## begin ENTRIES
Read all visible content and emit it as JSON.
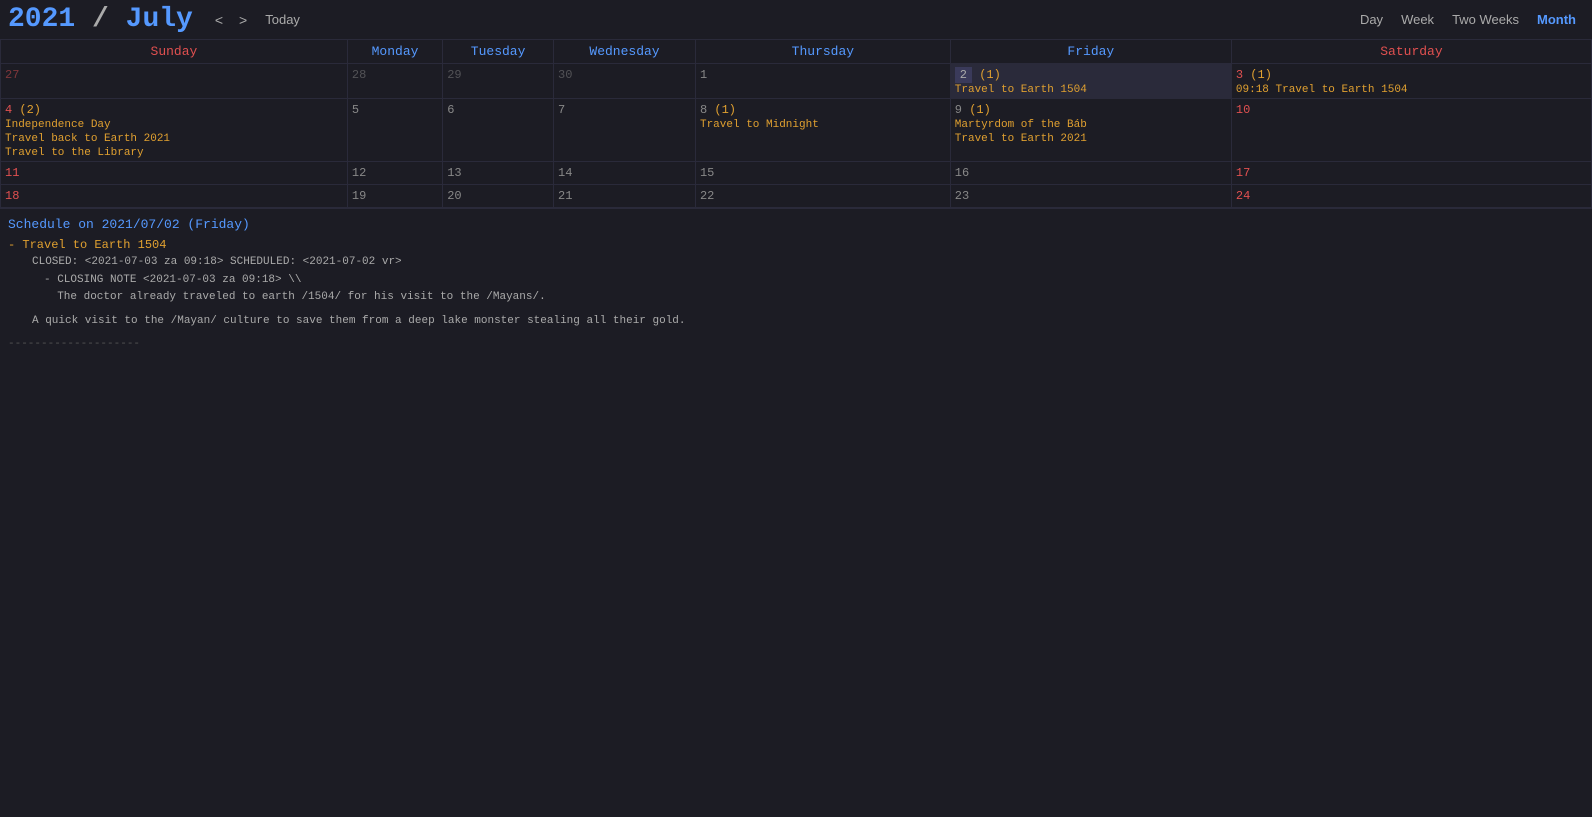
{
  "header": {
    "year": "2021",
    "slash": " / ",
    "month": "July",
    "nav_prev": "<",
    "nav_next": ">",
    "today": "Today",
    "views": [
      "Day",
      "Week",
      "Two Weeks",
      "Month"
    ],
    "active_view": "Month"
  },
  "days_of_week": [
    {
      "label": "Sunday",
      "type": "weekend"
    },
    {
      "label": "Monday",
      "type": "weekday"
    },
    {
      "label": "Tuesday",
      "type": "weekday"
    },
    {
      "label": "Wednesday",
      "type": "weekday"
    },
    {
      "label": "Thursday",
      "type": "weekday"
    },
    {
      "label": "Friday",
      "type": "weekday"
    },
    {
      "label": "Saturday",
      "type": "weekend"
    }
  ],
  "weeks": [
    {
      "days": [
        {
          "num": "27",
          "badi": "",
          "other": true,
          "today": false,
          "weekend": true,
          "events": []
        },
        {
          "num": "28",
          "badi": "",
          "other": true,
          "today": false,
          "weekend": false,
          "events": []
        },
        {
          "num": "29",
          "badi": "",
          "other": true,
          "today": false,
          "weekend": false,
          "events": []
        },
        {
          "num": "30",
          "badi": "",
          "other": true,
          "today": false,
          "weekend": false,
          "events": []
        },
        {
          "num": "1",
          "badi": "",
          "other": false,
          "today": false,
          "weekend": false,
          "events": []
        },
        {
          "num": "2",
          "badi": "(1)",
          "other": false,
          "today": true,
          "weekend": false,
          "events": [
            "Travel to Earth 1504"
          ]
        },
        {
          "num": "3",
          "badi": "(1)",
          "other": false,
          "today": false,
          "weekend": true,
          "events": [
            "09:18 Travel to Earth 1504"
          ]
        }
      ]
    },
    {
      "days": [
        {
          "num": "4",
          "badi": "(2)",
          "other": false,
          "today": false,
          "weekend": true,
          "events": [
            "Independence Day",
            "Travel back to Earth 2021",
            "Travel to the Library"
          ]
        },
        {
          "num": "5",
          "badi": "",
          "other": false,
          "today": false,
          "weekend": false,
          "events": []
        },
        {
          "num": "6",
          "badi": "",
          "other": false,
          "today": false,
          "weekend": false,
          "events": []
        },
        {
          "num": "7",
          "badi": "",
          "other": false,
          "today": false,
          "weekend": false,
          "events": []
        },
        {
          "num": "8",
          "badi": "(1)",
          "other": false,
          "today": false,
          "weekend": false,
          "events": [
            "Travel to Midnight"
          ]
        },
        {
          "num": "9",
          "badi": "(1)",
          "other": false,
          "today": false,
          "weekend": false,
          "events": [
            "Martyrdom of the Báb",
            "Travel to Earth 2021"
          ]
        },
        {
          "num": "10",
          "badi": "",
          "other": false,
          "today": false,
          "weekend": true,
          "events": []
        }
      ]
    },
    {
      "days": [
        {
          "num": "11",
          "badi": "",
          "other": false,
          "today": false,
          "weekend": true,
          "events": []
        },
        {
          "num": "12",
          "badi": "",
          "other": false,
          "today": false,
          "weekend": false,
          "events": []
        },
        {
          "num": "13",
          "badi": "",
          "other": false,
          "today": false,
          "weekend": false,
          "events": []
        },
        {
          "num": "14",
          "badi": "",
          "other": false,
          "today": false,
          "weekend": false,
          "events": []
        },
        {
          "num": "15",
          "badi": "",
          "other": false,
          "today": false,
          "weekend": false,
          "events": []
        },
        {
          "num": "16",
          "badi": "",
          "other": false,
          "today": false,
          "weekend": false,
          "events": []
        },
        {
          "num": "17",
          "badi": "",
          "other": false,
          "today": false,
          "weekend": true,
          "events": []
        }
      ]
    },
    {
      "days": [
        {
          "num": "18",
          "badi": "",
          "other": false,
          "today": false,
          "weekend": true,
          "events": []
        },
        {
          "num": "19",
          "badi": "",
          "other": false,
          "today": false,
          "weekend": false,
          "events": []
        },
        {
          "num": "20",
          "badi": "",
          "other": false,
          "today": false,
          "weekend": false,
          "events": []
        },
        {
          "num": "21",
          "badi": "",
          "other": false,
          "today": false,
          "weekend": false,
          "events": []
        },
        {
          "num": "22",
          "badi": "",
          "other": false,
          "today": false,
          "weekend": false,
          "events": []
        },
        {
          "num": "23",
          "badi": "",
          "other": false,
          "today": false,
          "weekend": false,
          "events": []
        },
        {
          "num": "24",
          "badi": "",
          "other": false,
          "today": false,
          "weekend": true,
          "events": []
        }
      ]
    }
  ],
  "schedule": {
    "title": "Schedule on 2021/07/02 (Friday)",
    "items": [
      {
        "name": "Travel to Earth 1504",
        "meta": "CLOSED: <2021-07-03 za 09:18> SCHEDULED: <2021-07-02 vr>",
        "note_label": "- CLOSING NOTE <2021-07-03 za 09:18> \\\\",
        "note_body": "  The doctor already traveled to earth /1504/ for his visit to the /Mayans/.",
        "desc": "A quick visit to the /Mayan/ culture to save them from a deep lake monster stealing all their gold."
      }
    ],
    "divider": "--------------------"
  }
}
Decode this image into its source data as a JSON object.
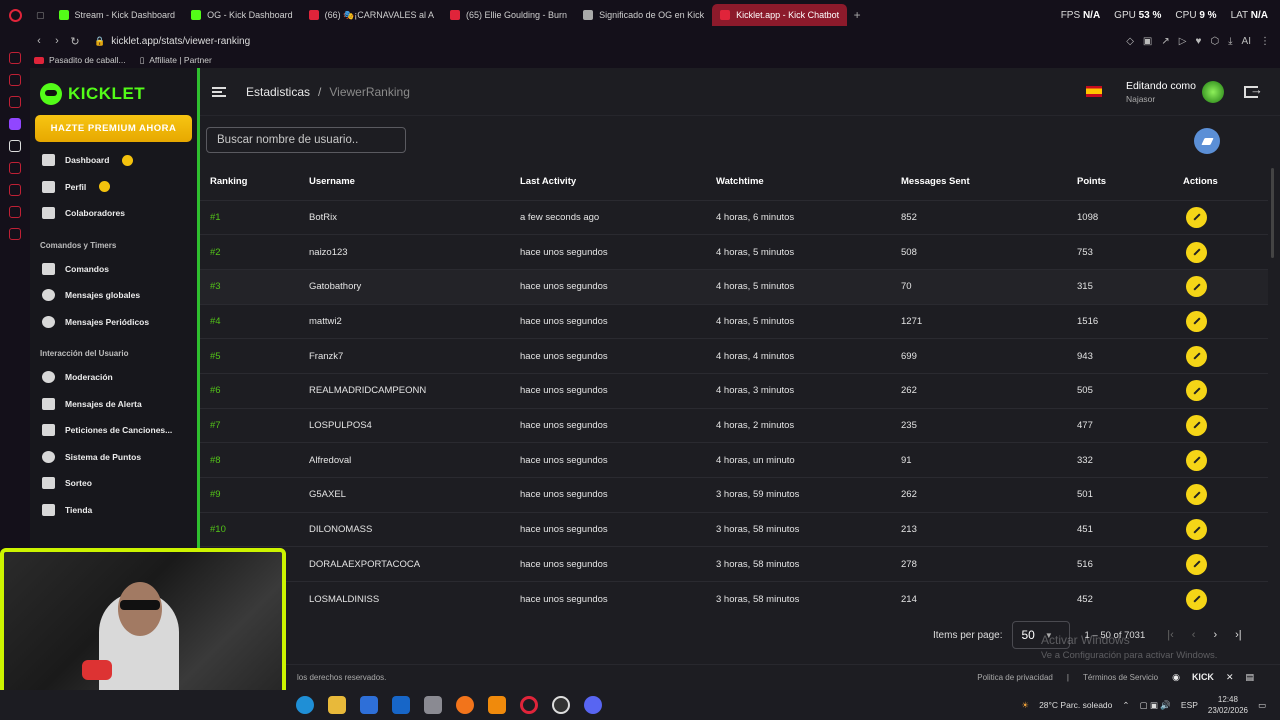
## end ENTRIES
INSTRUCTION:
Retype each record exactly as it stands, but do not include the pictures.

SOLUTION:
Read all visible content and emit it as JSON.
{
  "header": {
    "year": "2021",
    "slash": " / ",
    "month": "July",
    "nav_prev": "<",
    "nav_next": ">",
    "today": "Today",
    "views": [
      "Day",
      "Week",
      "Two Weeks",
      "Month"
    ],
    "active_view": "Month"
  },
  "days_of_week": [
    {
      "label": "Sunday",
      "type": "weekend"
    },
    {
      "label": "Monday",
      "type": "weekday"
    },
    {
      "label": "Tuesday",
      "type": "weekday"
    },
    {
      "label": "Wednesday",
      "type": "weekday"
    },
    {
      "label": "Thursday",
      "type": "weekday"
    },
    {
      "label": "Friday",
      "type": "weekday"
    },
    {
      "label": "Saturday",
      "type": "weekend"
    }
  ],
  "weeks": [
    {
      "days": [
        {
          "num": "27",
          "badi": "",
          "other": true,
          "today": false,
          "weekend": true,
          "events": []
        },
        {
          "num": "28",
          "badi": "",
          "other": true,
          "today": false,
          "weekend": false,
          "events": []
        },
        {
          "num": "29",
          "badi": "",
          "other": true,
          "today": false,
          "weekend": false,
          "events": []
        },
        {
          "num": "30",
          "badi": "",
          "other": true,
          "today": false,
          "weekend": false,
          "events": []
        },
        {
          "num": "1",
          "badi": "",
          "other": false,
          "today": false,
          "weekend": false,
          "events": []
        },
        {
          "num": "2",
          "badi": "(1)",
          "other": false,
          "today": true,
          "weekend": false,
          "events": [
            "Travel to Earth 1504"
          ]
        },
        {
          "num": "3",
          "badi": "(1)",
          "other": false,
          "today": false,
          "weekend": true,
          "events": [
            "09:18 Travel to Earth 1504"
          ]
        }
      ]
    },
    {
      "days": [
        {
          "num": "4",
          "badi": "(2)",
          "other": false,
          "today": false,
          "weekend": true,
          "events": [
            "Independence Day",
            "Travel back to Earth 2021",
            "Travel to the Library"
          ]
        },
        {
          "num": "5",
          "badi": "",
          "other": false,
          "today": false,
          "weekend": false,
          "events": []
        },
        {
          "num": "6",
          "badi": "",
          "other": false,
          "today": false,
          "weekend": false,
          "events": []
        },
        {
          "num": "7",
          "badi": "",
          "other": false,
          "today": false,
          "weekend": false,
          "events": []
        },
        {
          "num": "8",
          "badi": "(1)",
          "other": false,
          "today": false,
          "weekend": false,
          "events": [
            "Travel to Midnight"
          ]
        },
        {
          "num": "9",
          "badi": "(1)",
          "other": false,
          "today": false,
          "weekend": false,
          "events": [
            "Martyrdom of the Báb",
            "Travel to Earth 2021"
          ]
        },
        {
          "num": "10",
          "badi": "",
          "other": false,
          "today": false,
          "weekend": true,
          "events": []
        }
      ]
    },
    {
      "days": [
        {
          "num": "11",
          "badi": "",
          "other": false,
          "today": false,
          "weekend": true,
          "events": []
        },
        {
          "num": "12",
          "badi": "",
          "other": false,
          "today": false,
          "weekend": false,
          "events": []
        },
        {
          "num": "13",
          "badi": "",
          "other": false,
          "today": false,
          "weekend": false,
          "events": []
        },
        {
          "num": "14",
          "badi": "",
          "other": false,
          "today": false,
          "weekend": false,
          "events": []
        },
        {
          "num": "15",
          "badi": "",
          "other": false,
          "today": false,
          "weekend": false,
          "events": []
        },
        {
          "num": "16",
          "badi": "",
          "other": false,
          "today": false,
          "weekend": false,
          "events": []
        },
        {
          "num": "17",
          "badi": "",
          "other": false,
          "today": false,
          "weekend": true,
          "events": []
        }
      ]
    },
    {
      "days": [
        {
          "num": "18",
          "badi": "",
          "other": false,
          "today": false,
          "weekend": true,
          "events": []
        },
        {
          "num": "19",
          "badi": "",
          "other": false,
          "today": false,
          "weekend": false,
          "events": []
        },
        {
          "num": "20",
          "badi": "",
          "other": false,
          "today": false,
          "weekend": false,
          "events": []
        },
        {
          "num": "21",
          "badi": "",
          "other": false,
          "today": false,
          "weekend": false,
          "events": []
        },
        {
          "num": "22",
          "badi": "",
          "other": false,
          "today": false,
          "weekend": false,
          "events": []
        },
        {
          "num": "23",
          "badi": "",
          "other": false,
          "today": false,
          "weekend": false,
          "events": []
        },
        {
          "num": "24",
          "badi": "",
          "other": false,
          "today": false,
          "weekend": true,
          "events": []
        }
      ]
    }
  ],
  "schedule": {
    "title": "Schedule on 2021/07/02 (Friday)",
    "items": [
      {
        "name": "Travel to Earth 1504",
        "meta": "CLOSED: <2021-07-03 za 09:18> SCHEDULED: <2021-07-02 vr>",
        "note_label": "- CLOSING NOTE <2021-07-03 za 09:18> \\\\",
        "note_body": "  The doctor already traveled to earth /1504/ for his visit to the /Mayans/.",
        "desc": "A quick visit to the /Mayan/ culture to save them from a deep lake monster stealing all their gold."
      }
    ],
    "divider": "--------------------"
  }
}
Decode this image into its source data as a JSON object.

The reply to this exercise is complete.